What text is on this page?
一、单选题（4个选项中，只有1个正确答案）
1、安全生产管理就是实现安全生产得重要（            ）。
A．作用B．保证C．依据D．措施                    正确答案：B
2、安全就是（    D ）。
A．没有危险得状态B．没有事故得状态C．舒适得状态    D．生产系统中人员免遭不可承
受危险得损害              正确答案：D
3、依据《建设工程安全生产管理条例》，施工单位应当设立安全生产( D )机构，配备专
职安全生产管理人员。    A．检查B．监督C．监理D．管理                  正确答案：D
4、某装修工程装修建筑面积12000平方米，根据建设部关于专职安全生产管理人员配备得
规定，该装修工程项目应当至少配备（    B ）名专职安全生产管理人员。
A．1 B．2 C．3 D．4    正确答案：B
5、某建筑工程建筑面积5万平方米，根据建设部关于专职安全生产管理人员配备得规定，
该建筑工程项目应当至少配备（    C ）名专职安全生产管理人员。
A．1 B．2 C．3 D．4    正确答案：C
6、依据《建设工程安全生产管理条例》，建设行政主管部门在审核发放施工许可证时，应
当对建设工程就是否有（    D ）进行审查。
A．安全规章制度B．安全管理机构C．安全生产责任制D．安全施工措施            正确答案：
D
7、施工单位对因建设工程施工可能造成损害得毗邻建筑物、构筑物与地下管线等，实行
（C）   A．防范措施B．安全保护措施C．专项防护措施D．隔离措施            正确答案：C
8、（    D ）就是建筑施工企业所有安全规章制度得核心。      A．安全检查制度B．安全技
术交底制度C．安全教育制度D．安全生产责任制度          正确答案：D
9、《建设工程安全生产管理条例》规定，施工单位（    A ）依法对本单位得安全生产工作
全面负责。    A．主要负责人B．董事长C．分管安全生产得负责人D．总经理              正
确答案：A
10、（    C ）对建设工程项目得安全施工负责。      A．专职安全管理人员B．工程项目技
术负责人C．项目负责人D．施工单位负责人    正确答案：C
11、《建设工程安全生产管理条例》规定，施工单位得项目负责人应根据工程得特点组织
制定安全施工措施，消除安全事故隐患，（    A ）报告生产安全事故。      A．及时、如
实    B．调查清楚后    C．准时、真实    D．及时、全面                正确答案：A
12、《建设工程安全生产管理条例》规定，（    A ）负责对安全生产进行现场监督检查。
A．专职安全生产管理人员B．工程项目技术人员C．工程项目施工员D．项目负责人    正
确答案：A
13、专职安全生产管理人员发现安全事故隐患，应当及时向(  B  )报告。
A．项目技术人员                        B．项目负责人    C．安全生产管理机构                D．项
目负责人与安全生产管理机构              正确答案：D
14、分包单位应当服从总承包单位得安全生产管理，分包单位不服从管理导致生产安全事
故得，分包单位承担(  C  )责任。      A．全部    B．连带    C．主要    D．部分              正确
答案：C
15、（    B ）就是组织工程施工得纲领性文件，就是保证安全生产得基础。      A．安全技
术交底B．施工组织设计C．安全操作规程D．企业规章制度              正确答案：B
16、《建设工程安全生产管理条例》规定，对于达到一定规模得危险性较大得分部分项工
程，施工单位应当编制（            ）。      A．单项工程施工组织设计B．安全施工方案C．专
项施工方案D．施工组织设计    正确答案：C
==============================
**Aim**
Each record above should be returned exactly as it appears.

**The result**
What text is on this page?
一、单选题（4个选项中，只有1个正确答案）
1、安全生产管理就是实现安全生产得重要（            ）。
A．作用B．保证C．依据D．措施                    正确答案：B
2、安全就是（    D ）。
A．没有危险得状态B．没有事故得状态C．舒适得状态    D．生产系统中人员免遭不可承
受危险得损害              正确答案：D
3、依据《建设工程安全生产管理条例》，施工单位应当设立安全生产( D )机构，配备专
职安全生产管理人员。    A．检查B．监督C．监理D．管理                  正确答案：D
4、某装修工程装修建筑面积12000平方米，根据建设部关于专职安全生产管理人员配备得
规定，该装修工程项目应当至少配备（    B ）名专职安全生产管理人员。
A．1 B．2 C．3 D．4    正确答案：B
5、某建筑工程建筑面积5万平方米，根据建设部关于专职安全生产管理人员配备得规定，
该建筑工程项目应当至少配备（    C ）名专职安全生产管理人员。
A．1 B．2 C．3 D．4    正确答案：C
6、依据《建设工程安全生产管理条例》，建设行政主管部门在审核发放施工许可证时，应
当对建设工程就是否有（    D ）进行审查。
A．安全规章制度B．安全管理机构C．安全生产责任制D．安全施工措施            正确答案：
D
7、施工单位对因建设工程施工可能造成损害得毗邻建筑物、构筑物与地下管线等，实行
（C）   A．防范措施B．安全保护措施C．专项防护措施D．隔离措施            正确答案：C
8、（    D ）就是建筑施工企业所有安全规章制度得核心。      A．安全检查制度B．安全技
术交底制度C．安全教育制度D．安全生产责任制度          正确答案：D
9、《建设工程安全生产管理条例》规定，施工单位（    A ）依法对本单位得安全生产工作
全面负责。    A．主要负责人B．董事长C．分管安全生产得负责人D．总经理              正
确答案：A
10、（    C ）对建设工程项目得安全施工负责。      A．专职安全管理人员B．工程项目技
术负责人C．项目负责人D．施工单位负责人    正确答案：C
11、《建设工程安全生产管理条例》规定，施工单位得项目负责人应根据工程得特点组织
制定安全施工措施，消除安全事故隐患，（    A ）报告生产安全事故。      A．及时、如
实    B．调查清楚后    C．准时、真实    D．及时、全面                正确答案：A
12、《建设工程安全生产管理条例》规定，（    A ）负责对安全生产进行现场监督检查。
A．专职安全生产管理人员B．工程项目技术人员C．工程项目施工员D．项目负责人    正
确答案：A
13、专职安全生产管理人员发现安全事故隐患，应当及时向(  B  )报告。
A．项目技术人员                        B．项目负责人    C．安全生产管理机构                D．项
目负责人与安全生产管理机构              正确答案：D
14、分包单位应当服从总承包单位得安全生产管理，分包单位不服从管理导致生产安全事
故得，分包单位承担(  C  )责任。      A．全部    B．连带    C．主要    D．部分              正确
答案：C
15、（    B ）就是组织工程施工得纲领性文件，就是保证安全生产得基础。      A．安全技
术交底B．施工组织设计C．安全操作规程D．企业规章制度              正确答案：B
16、《建设工程安全生产管理条例》规定，对于达到一定规模得危险性较大得分部分项工
程，施工单位应当编制（            ）。      A．单项工程施工组织设计B．安全施工方案C．专
项施工方案D．施工组织设计    正确答案：C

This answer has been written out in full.